-- start DATA TO PROCESS --

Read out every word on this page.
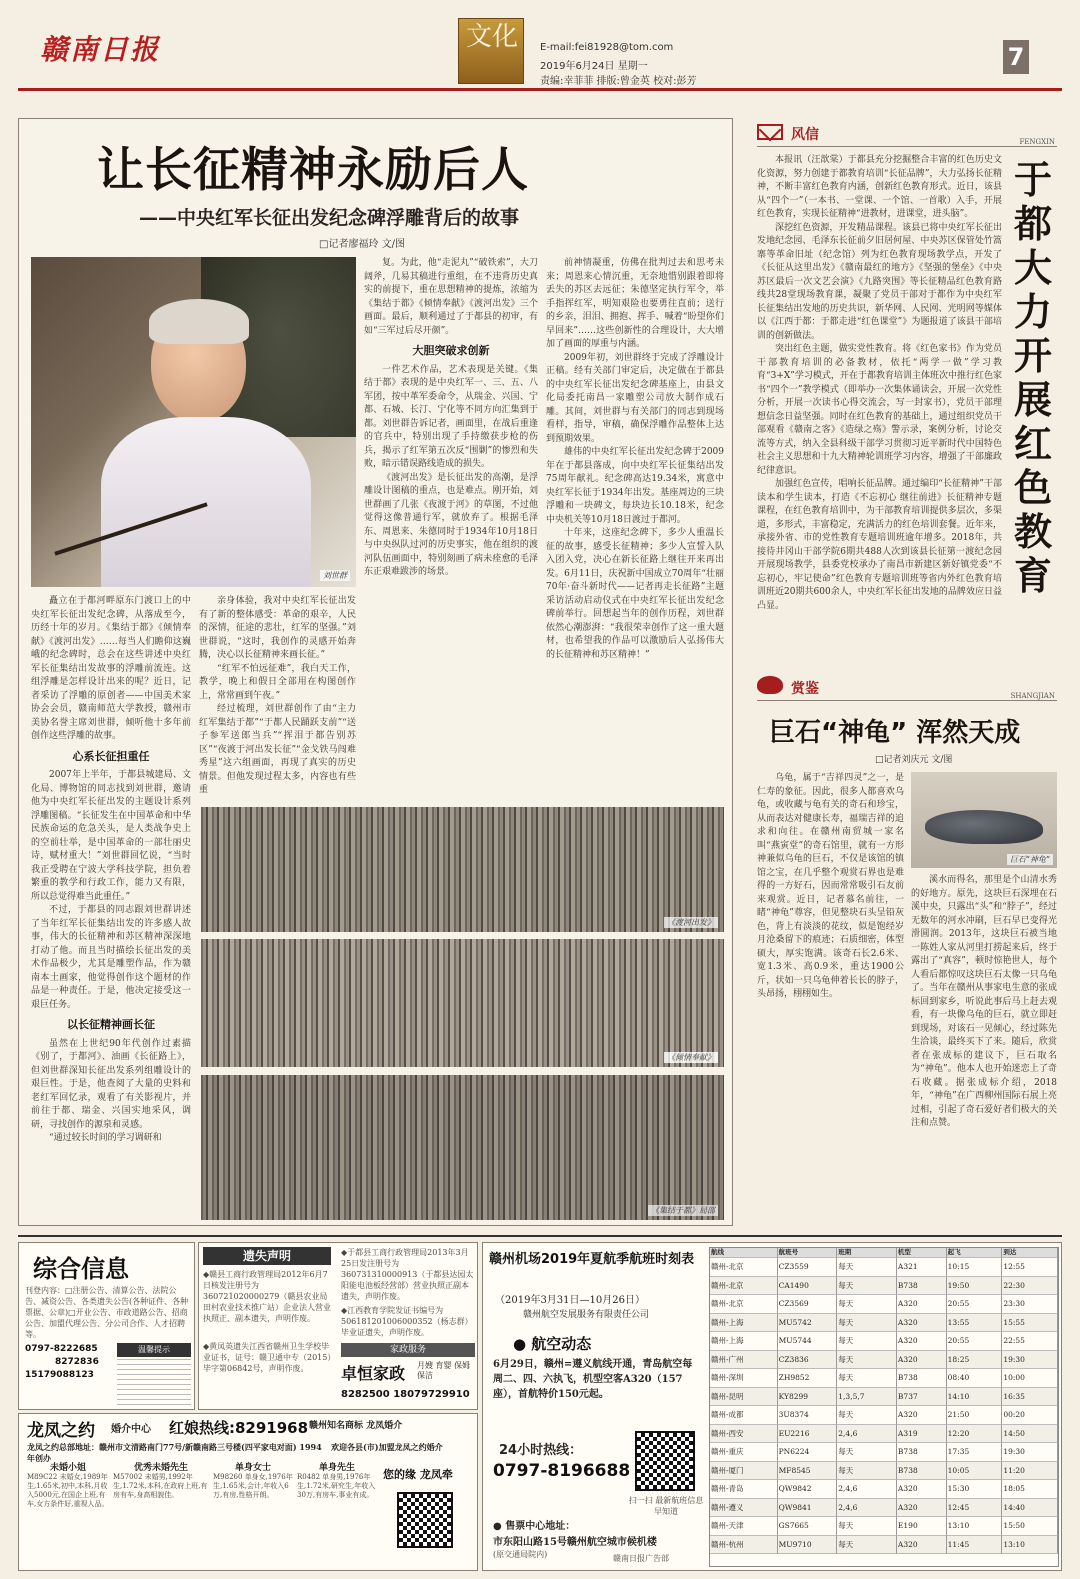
赣南日报	文化	E-mail:fei81928@tom.com
2019年6月24日 星期一
责编:幸菲菲 排版:曾金英 校对:彭芳
7
让长征精神永励后人
——中央红军长征出发纪念碑浮雕背后的故事
□记者廖福玲 文/图
刘世群

矗立在于都河畔原东门渡口上的中央红军长征出发纪念碑，从落成至今，历经十年的岁月。《集结于都》《倾情奉献》《渡河出发》……每当人们瞻仰这巍峨的纪念碑时，总会在这些讲述中央红军长征集结出发故事的浮雕前流连。这组浮雕是怎样设计出来的呢？近日，记者采访了浮雕的原创者——中国美术家协会会员，赣南师范大学教授，赣州市美协名誉主席刘世群，倾听他十多年前创作这些浮雕的故事。

心系长征担重任

2007年上半年，于都县城建局、文化局、博物馆的同志找到刘世群，邀请他为中央红军长征出发的主题设计系列浮雕图稿。“长征发生在中国革命和中华民族命运的危急关头，是人类战争史上的空前壮举，是中国革命的一部壮丽史诗，赋材重大！”刘世群回忆说，“当时我正受聘在宁波大学科技学院，担负着繁重的教学和行政工作，能力又有限，所以总觉得难当此重任。”

不过，于都县的同志跟刘世群讲述了当年红军长征集结出发的许多感人故事，伟大的长征精神和苏区精神深深地打动了他。而且当时描绘长征出发的美术作品极少，尤其是雕塑作品，作为赣南本土画家，他觉得创作这个题材的作品是一种责任。于是，他决定接受这一艰巨任务。

以长征精神画长征

虽然在上世纪90年代创作过素描《别了，于都河》、油画《长征路上》，但刘世群深知长征出发系列组雕设计的艰巨性。于是，他查阅了大量的史料和老红军回忆录，观看了有关影视片，并前往于都、瑞金、兴国实地采风，调研，寻找创作的源泉和灵感。

“通过较长时间的学习调研和

亲身体验，我对中央红军长征出发有了新的整体感受：革命的艰辛，人民的深情，征途的悲壮，红军的坚强。”刘世群说，“这时，我创作的灵感开始奔腾，决心以长征精神来画长征。”

“红军不怕远征难”，我白天工作，教学，晚上和假日全部用在构图创作上，常常画到午夜。”

经过梳理，刘世群创作了由“主力红军集结于都”“于都人民踊跃支前”“送子参军送郎当兵”“挥泪于都告别苏区”“夜渡于河出发长征”“金戈铁马闯难秀星”这六组画面，再现了真实的历史情景。但他发现过程太多，内容也有些重

复。为此，他“走泥丸”“破铁索”，大刀阔斧，几易其稿进行重组，在不违背历史真实的前提下，重在思想精神的提炼，浓缩为《集结于都》《倾情奉献》《渡河出发》三个画面。最后，顺利通过了于都县的初审，有如“三军过后尽开颜”。

大胆突破求创新

一件艺术作品，艺术表现是关键。《集结于都》表现的是中央红军一、三、五、八军团，按中革军委命令，从瑞金、兴国、宁都、石城、长汀、宁化等不同方向汇集到于都。刘世群告诉记者，画面里，在战后重逢的官兵中，特别出现了手持缴获步枪的伤兵，揭示了红军第五次反“围剿”的惨烈和失败，暗示错误路线造成的损失。

《渡河出发》是长征出发的高潮，是浮雕设计图稿的重点，也是难点。刚开始，刘世群画了几张《夜渡于河》的草图，不过他觉得这像普通行军，就放弃了。根据毛泽东、周恩来、朱德同时于1934年10月18日与中央纵队过河的历史事实，他在组织的渡河队伍画面中，特别刻画了病未痊愈的毛泽东正艰难跋涉的场景。

前神情凝重，仿佛在批判过去和思考未来；周恩来心情沉重，无奈地惜别跟着即将丢失的苏区去远征；朱德坚定执行军令，举手指挥红军，明知艰险也要勇往直前；送行的乡亲，泪泪、拥抱、挥手、喊着“盼望你们早回来”……这些创新性的合理设计，大大增加了画面的厚重与内涵。

2009年初，刘世群终于完成了浮雕设计正稿。经有关部门审定后，决定做在于都县的中央红军长征出发纪念碑基座上，由县文化局委托南昌一家雕塑公司放大制作成石雕。其间，刘世群与有关部门的同志到现场看样，指导，审稿，确保浮雕作品整体上达到预期效果。

雄伟的中央红军长征出发纪念碑于2009年在于都县落成，向中央红军长征集结出发75周年献礼。纪念碑高达19.34米，寓意中央红军长征于1934年出发。基座周边的三块浮雕和一块碑文，每块边长10.18米，纪念中央机关等10月18日渡过于都河。

十年来，这座纪念碑下，多少人重温长征的故事，感受长征精神；多少人宣誓入队入团入党，决心在新长征路上继往开来再出发。6月11日，庆祝新中国成立70周年“壮丽70年·奋斗新时代——记者再走长征路”主题采访活动启动仪式在中央红军长征出发纪念碑前举行。回想起当年的创作历程，刘世群依然心潮澎湃：“我很荣幸创作了这一重大题材，也希望我的作品可以激励后人弘扬伟大的长征精神和苏区精神！”

《渡河出发》
《倾情奉献》
《集结于都》局部
风信	FENGXIN

本报讯（汪歆棠）于都县充分挖掘整合丰富的红色历史文化资源，努力创建于都教育培训“长征品牌”，大力弘扬长征精神，不断丰富红色教育内涵，创新红色教育形式。近日，该县从“四个一”（一本书、一堂课、一个馆、一首歌）入手，开展红色教育，实现长征精神“进教材，进课堂，进头脑”。

深挖红色资源，开发精品课程。该县已将中央红军长征出发地纪念园、毛泽东长征前夕旧居何屋、中央苏区保管处竹篙寨等革命旧址（纪念馆）列为红色教育现场教学点，开发了《长征从这里出发》《赣南最红的地方》《坚强的堡垒》《中央苏区最后一次文艺会演》《九路突围》等长征精品红色教育路线共28堂现场教育课，凝聚了党员干部对于都作为中央红军长征集结出发地的历史共识，新华网、人民网、光明网等媒体以《江西于都：于都走进“红色课堂”》为题报道了该县干部培训的创新做法。

突出红色主题，做实党性教育。将《红色家书》作为党员干部教育培训的必备教材，依托“两学一做”学习教育“3+X”学习模式，开在于都教育培训主体班次中推行红色家书“四个一”教学模式（即举办一次集体诵读会，开展一次党性分析，开展一次读书心得交流会，写一封家书），党员干部理想信念日益坚强。同时在红色教育的基础上，通过组织党员干部观看《赣南之客》《造绿之殇》警示录，案例分析，讨论交流等方式，纳入全县科级干部学习贯彻习近平新时代中国特色社会主义思想和十九大精神轮训班学习内容，增强了干部廉政纪律意识。

加强红色宣传，唱响长征品牌。通过编印“长征精神”干部读本和学生读本，打造《不忘初心 继往前进》长征精神专题课程，在红色教育培训中，为干部教育培训提供多层次，多渠道，多形式，丰富稳定，充满活力的红色培训套餐。近年来，承接外省、市的党性教育专题培训班逾年增多。2018年，共接待井冈山干部学院6期共488人次到该县长征第一渡纪念园开展现场教学，县委党校承办了南昌市新建区新好镇党委“不忘初心，牢记使命”红色教育专题培训班等省内外红色教育培训班近20期共600余人，中央红军长征出发地的品牌效应日益凸显。

于都大力开展红色教育
赏鉴	SHANGJIAN
巨石“神龟” 浑然天成
□记者刘庆元 文/图
巨石“神龟”

乌龟，属于“吉祥四灵”之一，是仁寿的象征。因此，很多人都喜欢乌龟，或收藏与龟有关的奇石和珍宝，从而表达对健康长寿，福瑞吉祥的追求和向往。在赣州南贸城一家名叫“燕寅堂”的奇石馆里，就有一方形神兼似乌龟的巨石，不仅是该馆的镇馆之宝，在几乎整个观赏石界也是难得的一方好石，因而常常吸引石友前来观赏。近日，记者慕名前往，一睹“神龟”尊容，但见整块石头呈铅灰色，背上有淡淡的花纹，似是饱经岁月沧桑留下的痕迹；石质细密，体型硕大，厚实饱满。该奇石长2.6米、宽1.3米、高0.9米，重达1900公斤，状如一只乌龟伸着长长的脖子，头昂扬，栩栩如生。

溪水而得名，那里是个山清水秀的好地方。原先，这块巨石深埋在石溪中央，只露出“头”和“脖子”，经过无数年的河水冲刷，巨石早已变得光滑圆润。2013年，这块巨石被当地一陈姓人家从河里打捞起来后，终于露出了“真容”，顿时惊艳世人，每个人看后都惊叹这块巨石太像一只乌龟了。当年在赣州从事家电生意的张成标回到家乡，听说此事后马上赶去观看，有一块像乌龟的巨石，就立即赶到现场，对该石一见倾心，经过陈先生洽谈，最终买下了来。随后，欣赏者在张成标的建议下，巨石取名为“神龟”。他本人也开始迷恋上了奇石收藏。据张成标介绍，2018年，“神龟”在广西柳州国际石展上亮过相，引起了奇石爱好者们极大的关注和点赞。

综合信息
刊登内容：□注册公告、清算公告、法院公告、减资公告、各类遗失公告(各种证件、各种票据、公章)□开业公告、市政道路公告、招商公告、加盟代理公告、分公司合作、人才招聘等。
0797-8222685
8272836
15179088123
温馨提示
遗失声明
◆赣县工商行政管理局2012年6月7日核发注册号为360721020000279（赣县农业局田村农业技术推广站）企业法人营业执照正、副本遗失，声明作废。
◆黄凤英遗失江西省赣州卫生学校毕业证书，证号：赣卫通中专（2015）毕字第06842号，声明作废。
◆于都县工商行政管理局2013年3月25日发注册号为360731310000913（于都县达园太阳能电池板经营部）营业执照正副本遗失，声明作废。
◆江西教育学院发证书编号为506181201006000352（杨志群）毕业证遗失，声明作废。
家政服务
卓恒家政 月嫂 育婴 保姆 保洁
8282500 18079729910
龙凤之约 婚介中心 红娘热线:8291968 赣州知名商标 龙凤婚介
龙凤之约总部地址：赣州市文清路南门77号/新赣南路三号楼(四平家电对面) 1994年创办
欢迎各县(市)加盟龙凤之约婚介
未婚小姐
M89C22 未婚女,1989年生,1.65米,初中,本科,月收入5000元,在国企上班,有车,女方条件好,重视人品。
优秀未婚先生
M57002 未婚男,1992年生,1.72米,本科,在政府上班,有房有车,身高相貌佳。
单身女士
M98260 单身女,1976年生,1.65米,会计,年收入6万,有房,性格开朗。
单身先生
R0482 单身男,1976年生,1.72米,研究生,年收入30万,有房车,事业有成。
您的缘 龙凤牵
赣州机场2019年夏航季航班时刻表
（2019年3月31日—10月26日）
赣州航空发展服务有限责任公司
● 航空动态
6月29日，赣州=遵义航线开通，青岛航空每周二、四、六执飞，机型空客A320（157座），首航特价150元起。
24小时热线：
0797-8196688
扫一扫 最新航班信息早知道
● 售票中心地址：
市东阳山路15号赣州航空城市候机楼
(原交通局院内)	赣南日报广告部
航线	航班号	班期	机型	起飞	到达
赣州-北京	CZ3559	每天	A321	10:15	12:55
赣州-北京	CA1490	每天	B738	19:50	22:30
赣州-北京	CZ3569	每天	A320	20:55	23:30
赣州-上海	MU5742	每天	A320	13:55	15:55
赣州-上海	MU5744	每天	A320	20:55	22:55
赣州-广州	CZ3836	每天	A320	18:25	19:30
赣州-深圳	ZH9852	每天	B738	08:40	10:00
赣州-昆明	KY8299	1,3,5,7	B737	14:10	16:35
赣州-成都	3U8374	每天	A320	21:50	00:20
赣州-西安	EU2216	2,4,6	A319	12:20	14:50
赣州-重庆	PN6224	每天	B738	17:35	19:30
赣州-厦门	MF8545	每天	B738	10:05	11:20
赣州-青岛	QW9842	2,4,6	A320	15:30	18:05
赣州-遵义	QW9841	2,4,6	A320	12:45	14:40
赣州-天津	GS7665	每天	E190	13:10	15:50
赣州-杭州	MU9710	每天	A320	11:45	13:10
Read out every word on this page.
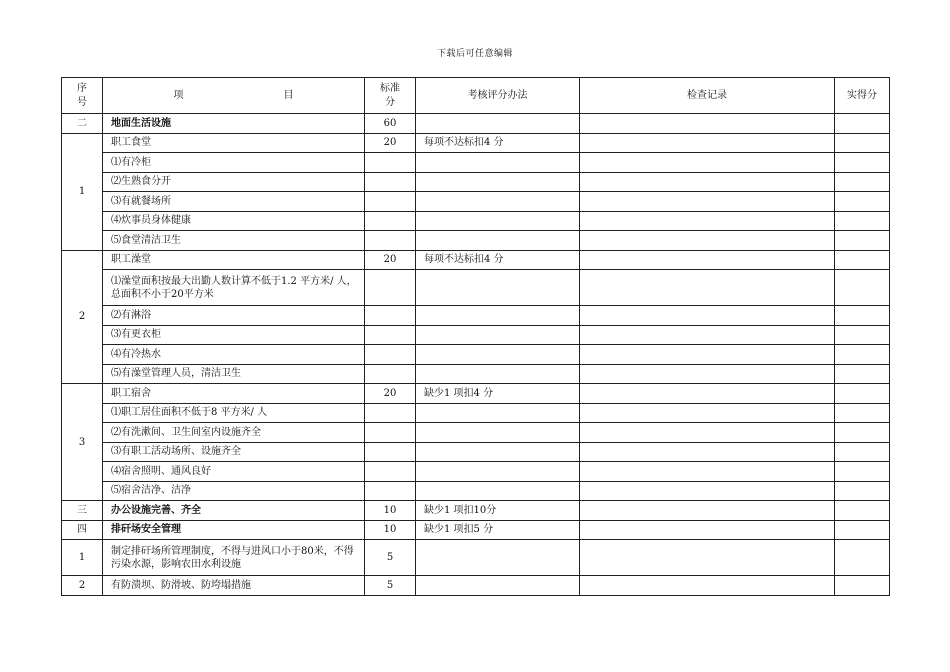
下载后可任意编辑
序号	项 目	标准分	考核评分办法	检查记录	实得分
二	地面生活设施	60			
1	职工食堂	20	每项不达标扣4 分		
	⑴有冷柜				
	⑵生熟食分开				
	⑶有就餐场所				
	⑷炊事员身体健康				
	⑸食堂清洁卫生				
2	职工澡堂	20	每项不达标扣4 分		
	⑴澡堂面积按最大出勤人数计算不低于1.2 平方米/ 人，总面积不小于20平方米				
	⑵有淋浴				
	⑶有更衣柜				
	⑷有冷热水				
	⑸有澡堂管理人员，清洁卫生				
3	职工宿舍	20	缺少1 项扣4 分		
	⑴职工居住面积不低于8 平方米/ 人				
	⑵有洗漱间、卫生间室内设施齐全				
	⑶有职工活动场所、设施齐全				
	⑷宿舍照明、通风良好				
	⑸宿舍洁净、洁净				
三	办公设施完善、齐全	10	缺少1 项扣10分		
四	排矸场安全管理	10	缺少1 项扣5 分		
1	制定排矸场所管理制度，不得与进风口小于80米，不得污染水源，影响农田水利设施	5			
2	有防溃坝、防滑坡、防垮塌措施	5			
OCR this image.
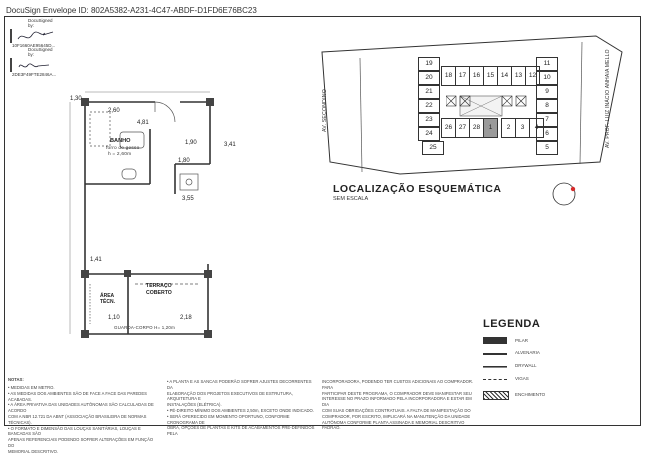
DocuSign Envelope ID: 802A5382-A231-4C47-ABDF-D1FD6E76BC23
DocuSigned by:
10F1660AE95645D...
DocuSigned by:
2DE3F49FTE2846A...
BANHO
forro de gesso
h = 2,60m
ÁREA TÉCN.
TERRAÇO COBERTO
GUARDA-CORPO H= 1,20m
1,30
2,60
4,81
1,90
1,80
3,41
3,55
1,41
1,10	2,18
AV. SECONDINO	AV. PROF. LUIZ INÁCIO ANHAIA MELLO
19
20
21
22
23
24
25
18	17	16	15	14	13	12
11
10
9
8
7
6
5
26	27	28	1	2	3	4
LOCALIZAÇÃO ESQUEMÁTICA
SEM ESCALA
LEGENDA
PILAR
ALVENARIA
DRYWALL
VIGAS
ENCHIMENTO
NOTAS:
• MEDIDAS EM METRO.
• AS MEDIDAS DOS AMBIENTES SÃO DE FACE A FACE DAS PAREDES ACABADAS.
• A ÁREA PRIVATIVA DAS UNIDADES AUTÔNOMAS SÃO CALCULADAS DE ACORDO
COM A NBR 12.721 DA ABNT (ASSOCIAÇÃO BRASILEIRA DE NORMAS TÉCNICAS).
• O FORMATO E DIMENSÃO DAS LOUÇAS SANITÁRIAS, LOUÇAS E BANCADAS SÃO
APENAS REFERENCIAIS PODENDO SOFRER ALTERAÇÕES EM FUNÇÃO DO
MEMORIAL DESCRITIVO.
• A PLANTA E AS SANCAS PODERÃO SOFRER AJUSTES DECORRENTES DA
ELABORAÇÃO DOS PROJETOS EXECUTIVOS DE ESTRUTURA, ARQUITETURA E
INSTALAÇÕES (ELÉTRICA).
• PÉ-DIREITO MÍNIMO DOS AMBIENTES 2,50m, EXCETO ONDE INDICADO.
• SERÁ OFERECIDO EM MOMENTO OPORTUNO, CONFORME CRONOGRAMA DE
OBRA, OPÇÕES DE PLANTAS E KITS DE ACABAMENTOS PRÉ-DEFINIDOS PELA
INCORPORADORA, PODENDO TER CUSTOS ADICIONAIS AO COMPRADOR. PARA
PARTICIPAR DESTE PROGRAMA, O COMPRADOR DEVE MANIFESTAR SEU
INTERESSE NO PRAZO INFORMADO PELA INCORPORADORA E ESTAR EM DIA
COM SUAS OBRIGAÇÕES CONTRATUAIS. A FALTA DE MANIFESTAÇÃO DO
COMPRADOR, POR ESCRITO, IMPLICARÁ NA MANUTENÇÃO DA UNIDADE
AUTÔNOMA CONFORME PLANTA ASSINADA E MEMORIAL DESCRITIVO PADRÃO.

-- end DATA TO PROCESS --

TASK GOAL:
Restate verbatim the lines running from the line with "OCR this image." through the end of the material; both ends count, and images are omitted.

SOLVED PROBLEM:
OCR this image.
DocuSign Envelope ID: 802A5382-A231-4C47-ABDF-D1FD6E76BC23
DocuSigned by:
10F1660AE95645D...
DocuSigned by:
2DE3F49FTE2846A...
BANHO
forro de gesso
h = 2,60m
ÁREA TÉCN.
TERRAÇO COBERTO
GUARDA-CORPO H= 1,20m
1,30
2,60
4,81
1,90
1,80
3,41
3,55
1,41
1,10	2,18
AV. SECONDINO	AV. PROF. LUIZ INÁCIO ANHAIA MELLO
19
20
21
22
23
24
25
18	17	16	15	14	13	12
11
10
9
8
7
6
5
26	27	28	1	2	3	4
LOCALIZAÇÃO ESQUEMÁTICA
SEM ESCALA
LEGENDA
PILAR
ALVENARIA
DRYWALL
VIGAS
ENCHIMENTO
NOTAS:
• MEDIDAS EM METRO.
• AS MEDIDAS DOS AMBIENTES SÃO DE FACE A FACE DAS PAREDES ACABADAS.
• A ÁREA PRIVATIVA DAS UNIDADES AUTÔNOMAS SÃO CALCULADAS DE ACORDO
COM A NBR 12.721 DA ABNT (ASSOCIAÇÃO BRASILEIRA DE NORMAS TÉCNICAS).
• O FORMATO E DIMENSÃO DAS LOUÇAS SANITÁRIAS, LOUÇAS E BANCADAS SÃO
APENAS REFERENCIAIS PODENDO SOFRER ALTERAÇÕES EM FUNÇÃO DO
MEMORIAL DESCRITIVO.
• A PLANTA E AS SANCAS PODERÃO SOFRER AJUSTES DECORRENTES DA
ELABORAÇÃO DOS PROJETOS EXECUTIVOS DE ESTRUTURA, ARQUITETURA E
INSTALAÇÕES (ELÉTRICA).
• PÉ-DIREITO MÍNIMO DOS AMBIENTES 2,50m, EXCETO ONDE INDICADO.
• SERÁ OFERECIDO EM MOMENTO OPORTUNO, CONFORME CRONOGRAMA DE
OBRA, OPÇÕES DE PLANTAS E KITS DE ACABAMENTOS PRÉ-DEFINIDOS PELA
INCORPORADORA, PODENDO TER CUSTOS ADICIONAIS AO COMPRADOR. PARA
PARTICIPAR DESTE PROGRAMA, O COMPRADOR DEVE MANIFESTAR SEU
INTERESSE NO PRAZO INFORMADO PELA INCORPORADORA E ESTAR EM DIA
COM SUAS OBRIGAÇÕES CONTRATUAIS. A FALTA DE MANIFESTAÇÃO DO
COMPRADOR, POR ESCRITO, IMPLICARÁ NA MANUTENÇÃO DA UNIDADE
AUTÔNOMA CONFORME PLANTA ASSINADA E MEMORIAL DESCRITIVO PADRÃO.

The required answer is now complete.